* start Records shown *

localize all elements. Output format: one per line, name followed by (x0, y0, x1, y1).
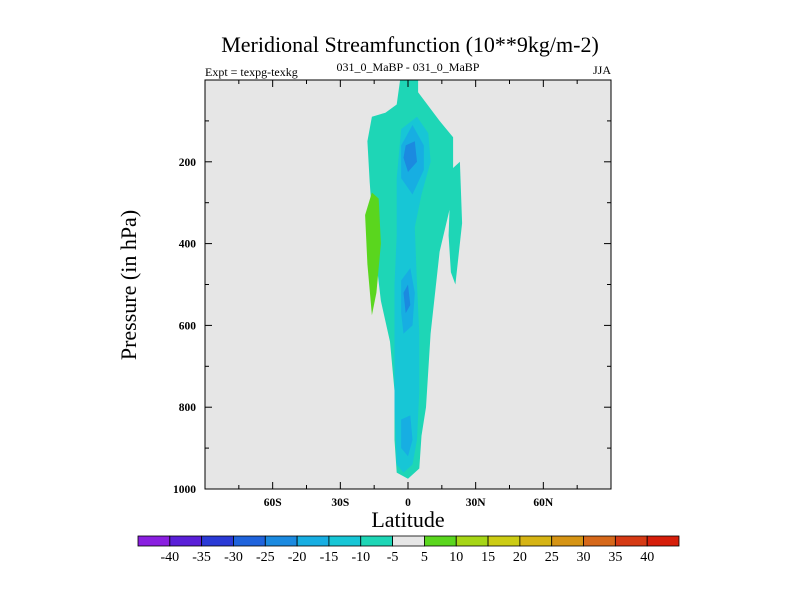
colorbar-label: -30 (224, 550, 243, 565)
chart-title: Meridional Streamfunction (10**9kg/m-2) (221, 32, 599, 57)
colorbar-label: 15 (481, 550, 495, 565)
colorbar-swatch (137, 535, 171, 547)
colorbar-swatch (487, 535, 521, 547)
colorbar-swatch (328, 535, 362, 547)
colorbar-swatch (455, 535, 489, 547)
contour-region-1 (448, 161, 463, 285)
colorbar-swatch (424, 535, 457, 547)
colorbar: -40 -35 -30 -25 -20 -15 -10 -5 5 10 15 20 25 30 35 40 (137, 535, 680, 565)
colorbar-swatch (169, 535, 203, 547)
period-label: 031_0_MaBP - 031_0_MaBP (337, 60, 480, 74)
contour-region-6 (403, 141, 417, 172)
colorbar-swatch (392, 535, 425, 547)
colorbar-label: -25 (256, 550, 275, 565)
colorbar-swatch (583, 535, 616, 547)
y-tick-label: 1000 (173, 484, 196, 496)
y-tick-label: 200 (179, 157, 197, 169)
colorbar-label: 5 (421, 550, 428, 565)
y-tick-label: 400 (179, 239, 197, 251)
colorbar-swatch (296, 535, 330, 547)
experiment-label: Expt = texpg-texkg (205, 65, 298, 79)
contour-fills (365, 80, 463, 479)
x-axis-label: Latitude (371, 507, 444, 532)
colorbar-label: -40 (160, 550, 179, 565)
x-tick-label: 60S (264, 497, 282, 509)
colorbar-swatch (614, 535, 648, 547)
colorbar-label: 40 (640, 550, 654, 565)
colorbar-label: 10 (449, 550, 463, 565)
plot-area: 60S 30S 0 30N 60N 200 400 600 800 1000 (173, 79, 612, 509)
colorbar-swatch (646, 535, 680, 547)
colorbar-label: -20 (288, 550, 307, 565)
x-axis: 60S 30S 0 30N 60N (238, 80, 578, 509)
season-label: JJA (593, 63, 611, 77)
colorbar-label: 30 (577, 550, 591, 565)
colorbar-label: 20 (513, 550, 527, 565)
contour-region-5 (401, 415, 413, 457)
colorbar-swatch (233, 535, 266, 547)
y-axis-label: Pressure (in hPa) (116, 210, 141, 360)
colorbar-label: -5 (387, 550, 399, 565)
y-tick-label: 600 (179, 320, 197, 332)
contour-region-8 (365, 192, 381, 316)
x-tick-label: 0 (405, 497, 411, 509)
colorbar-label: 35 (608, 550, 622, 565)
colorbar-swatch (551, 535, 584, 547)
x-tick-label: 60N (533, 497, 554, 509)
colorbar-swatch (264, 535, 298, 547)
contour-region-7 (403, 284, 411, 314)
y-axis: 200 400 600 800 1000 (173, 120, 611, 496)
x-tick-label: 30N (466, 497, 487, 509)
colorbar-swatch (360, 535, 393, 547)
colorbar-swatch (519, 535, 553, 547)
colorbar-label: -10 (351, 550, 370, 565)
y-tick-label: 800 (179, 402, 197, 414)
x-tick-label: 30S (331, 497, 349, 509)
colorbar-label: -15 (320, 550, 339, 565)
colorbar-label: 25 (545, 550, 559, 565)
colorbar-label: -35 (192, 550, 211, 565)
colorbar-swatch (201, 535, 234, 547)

* end Records shown *
* start Records shown *

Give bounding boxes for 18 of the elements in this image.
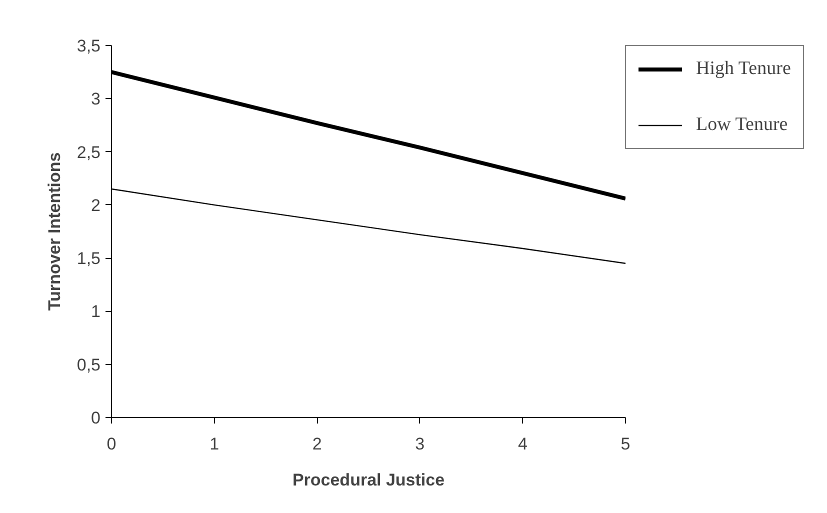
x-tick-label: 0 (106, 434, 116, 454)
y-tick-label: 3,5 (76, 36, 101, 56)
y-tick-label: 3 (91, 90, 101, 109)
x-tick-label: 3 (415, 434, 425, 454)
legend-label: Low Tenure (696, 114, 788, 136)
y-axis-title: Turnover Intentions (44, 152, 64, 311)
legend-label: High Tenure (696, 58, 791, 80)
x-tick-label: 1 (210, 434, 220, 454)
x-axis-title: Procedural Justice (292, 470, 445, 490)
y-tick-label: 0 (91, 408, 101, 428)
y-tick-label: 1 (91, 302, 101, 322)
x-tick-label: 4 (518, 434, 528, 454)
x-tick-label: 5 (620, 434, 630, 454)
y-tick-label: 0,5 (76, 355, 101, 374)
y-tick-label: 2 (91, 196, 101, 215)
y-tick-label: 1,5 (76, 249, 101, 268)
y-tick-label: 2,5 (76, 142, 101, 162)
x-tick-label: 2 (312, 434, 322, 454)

* end Records shown *

What is required:
Could you copy the lines running from the one containing "colorbar-label: -30 (224, 550, 243, 565)" to the one containing "colorbar-swatch (296, 535, 330, 547)", both included, reproducing each line character for character?

In response:
colorbar-label: -30 (224, 550, 243, 565)
chart-title: Meridional Streamfunction (10**9kg/m-2) (221, 32, 599, 57)
colorbar-label: 15 (481, 550, 495, 565)
colorbar-swatch (137, 535, 171, 547)
colorbar-swatch (487, 535, 521, 547)
colorbar-swatch (328, 535, 362, 547)
colorbar-swatch (455, 535, 489, 547)
contour-region-1 (448, 161, 463, 285)
colorbar-swatch (424, 535, 457, 547)
colorbar: -40 -35 -30 -25 -20 -15 -10 -5 5 10 15 20 25 30 35 40 (137, 535, 680, 565)
colorbar-swatch (169, 535, 203, 547)
period-label: 031_0_MaBP - 031_0_MaBP (337, 60, 480, 74)
contour-region-6 (403, 141, 417, 172)
colorbar-swatch (392, 535, 425, 547)
colorbar-label: -25 (256, 550, 275, 565)
colorbar-swatch (583, 535, 616, 547)
y-tick-label: 1000 (173, 484, 196, 496)
y-tick-label: 200 (179, 157, 197, 169)
colorbar-label: 5 (421, 550, 428, 565)
y-tick-label: 400 (179, 239, 197, 251)
colorbar-swatch (296, 535, 330, 547)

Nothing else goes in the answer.